GIVEN INSTRUCTION
Each entry below must be repeated exactly, with pictures left out.

****

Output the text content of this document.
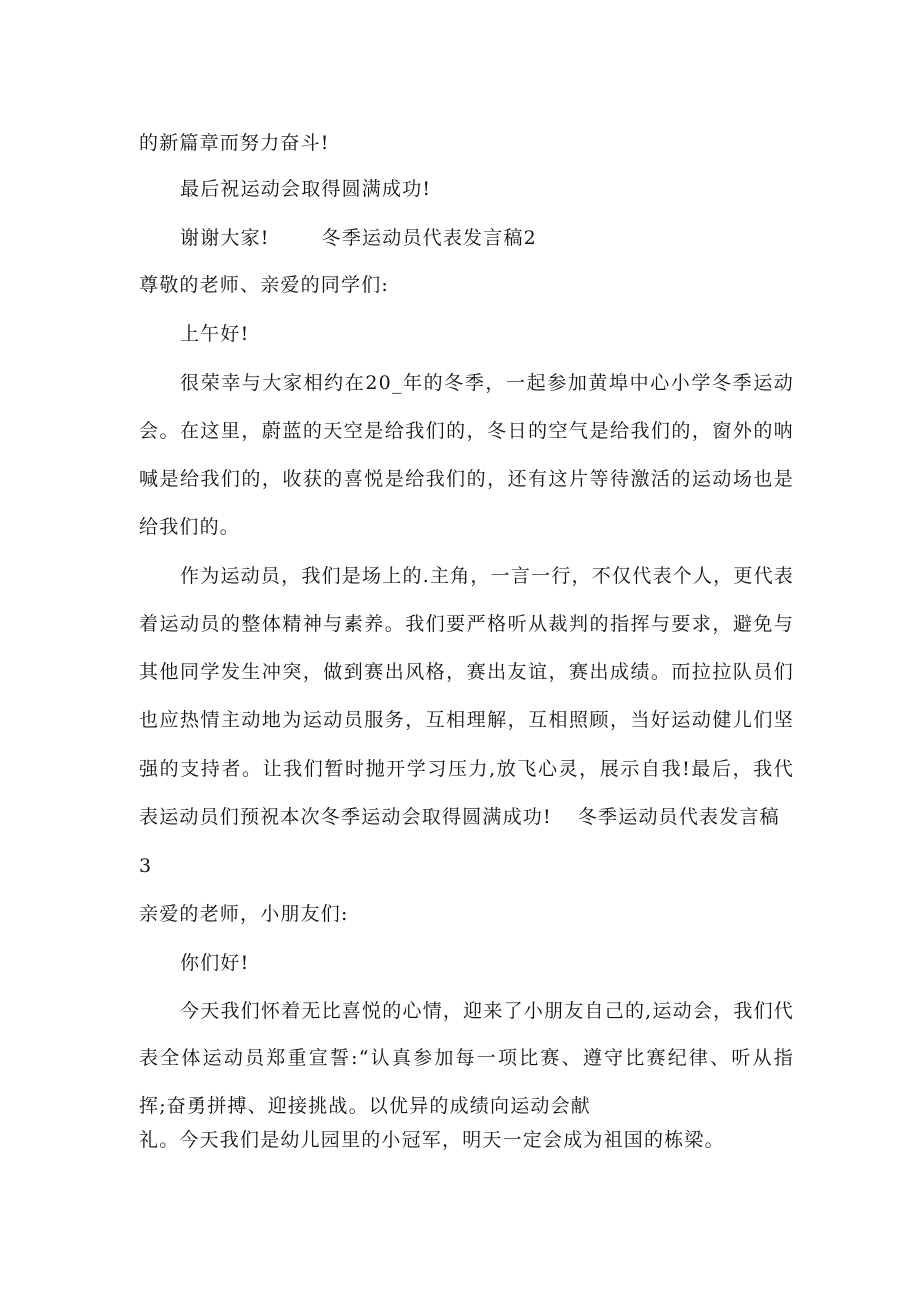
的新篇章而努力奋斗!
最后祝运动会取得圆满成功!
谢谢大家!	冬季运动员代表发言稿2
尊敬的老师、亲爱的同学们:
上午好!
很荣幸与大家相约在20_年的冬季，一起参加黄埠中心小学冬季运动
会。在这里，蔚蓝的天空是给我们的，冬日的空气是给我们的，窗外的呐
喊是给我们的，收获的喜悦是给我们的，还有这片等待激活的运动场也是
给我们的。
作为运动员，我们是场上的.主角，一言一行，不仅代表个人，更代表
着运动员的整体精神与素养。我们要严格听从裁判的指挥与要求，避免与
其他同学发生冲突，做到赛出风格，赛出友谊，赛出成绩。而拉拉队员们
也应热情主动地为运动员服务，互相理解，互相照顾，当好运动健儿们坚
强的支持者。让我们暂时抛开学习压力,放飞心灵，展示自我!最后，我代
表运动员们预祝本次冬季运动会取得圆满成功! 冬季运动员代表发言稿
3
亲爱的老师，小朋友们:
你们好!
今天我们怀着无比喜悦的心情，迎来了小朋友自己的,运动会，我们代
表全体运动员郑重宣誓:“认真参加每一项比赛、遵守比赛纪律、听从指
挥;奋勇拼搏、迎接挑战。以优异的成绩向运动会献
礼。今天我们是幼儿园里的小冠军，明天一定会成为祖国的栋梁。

****

WRITTEN SOLUTION
Output the text content of this document.
的新篇章而努力奋斗!
最后祝运动会取得圆满成功!
谢谢大家!	冬季运动员代表发言稿2
尊敬的老师、亲爱的同学们:
上午好!
很荣幸与大家相约在20_年的冬季，一起参加黄埠中心小学冬季运动
会。在这里，蔚蓝的天空是给我们的，冬日的空气是给我们的，窗外的呐
喊是给我们的，收获的喜悦是给我们的，还有这片等待激活的运动场也是
给我们的。
作为运动员，我们是场上的.主角，一言一行，不仅代表个人，更代表
着运动员的整体精神与素养。我们要严格听从裁判的指挥与要求，避免与
其他同学发生冲突，做到赛出风格，赛出友谊，赛出成绩。而拉拉队员们
也应热情主动地为运动员服务，互相理解，互相照顾，当好运动健儿们坚
强的支持者。让我们暂时抛开学习压力,放飞心灵，展示自我!最后，我代
表运动员们预祝本次冬季运动会取得圆满成功! 冬季运动员代表发言稿
3
亲爱的老师，小朋友们:
你们好!
今天我们怀着无比喜悦的心情，迎来了小朋友自己的,运动会，我们代
表全体运动员郑重宣誓:“认真参加每一项比赛、遵守比赛纪律、听从指
挥;奋勇拼搏、迎接挑战。以优异的成绩向运动会献
礼。今天我们是幼儿园里的小冠军，明天一定会成为祖国的栋梁。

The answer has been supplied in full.